■ **Your goal**
Will you extract the entries word for word? Images should not appear in the copy.

Start

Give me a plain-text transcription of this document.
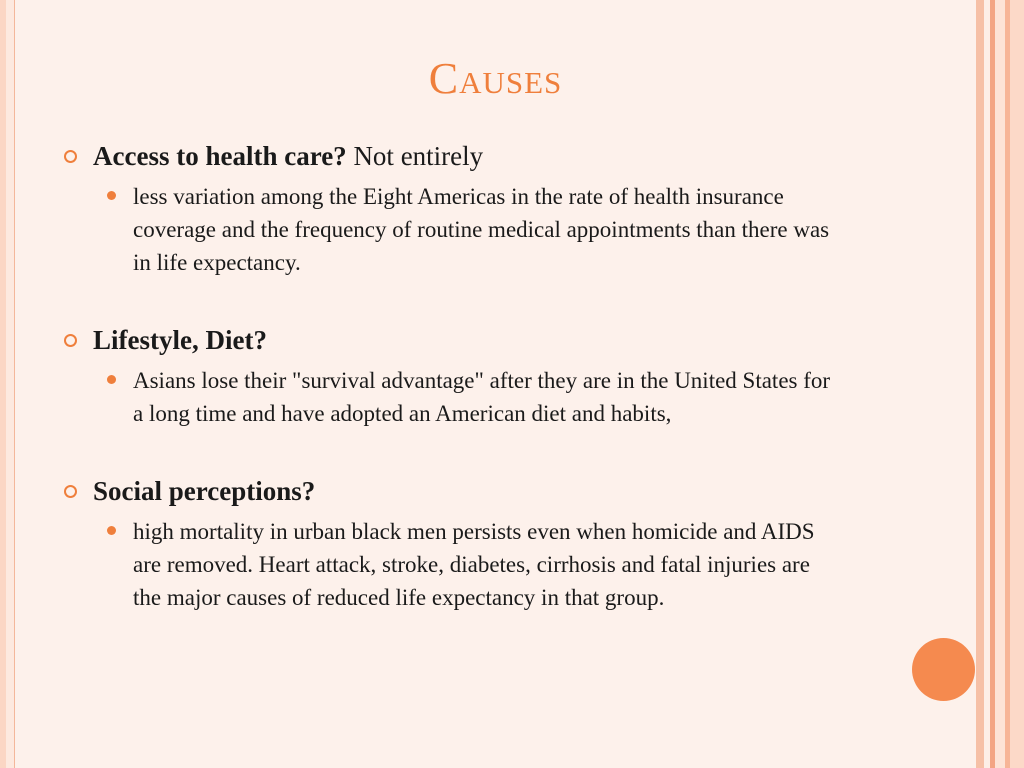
Causes
Access to health care? Not entirely
less variation among the Eight Americas in the rate of health insurance coverage and the frequency of routine medical appointments than there was in life expectancy.
Lifestyle, Diet?
Asians lose their "survival advantage" after they are in the United States for a long time and have adopted an American diet and habits,
Social perceptions?
high mortality in urban black men persists even when homicide and AIDS are removed. Heart attack, stroke, diabetes, cirrhosis and fatal injuries are the major causes of reduced life expectancy in that group.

End

■ **Correct response**
Give me a plain-text transcription of this document.
Causes
Access to health care? Not entirely
less variation among the Eight Americas in the rate of health insurance coverage and the frequency of routine medical appointments than there was in life expectancy.
Lifestyle, Diet?
Asians lose their "survival advantage" after they are in the United States for a long time and have adopted an American diet and habits,
Social perceptions?
high mortality in urban black men persists even when homicide and AIDS are removed. Heart attack, stroke, diabetes, cirrhosis and fatal injuries are the major causes of reduced life expectancy in that group.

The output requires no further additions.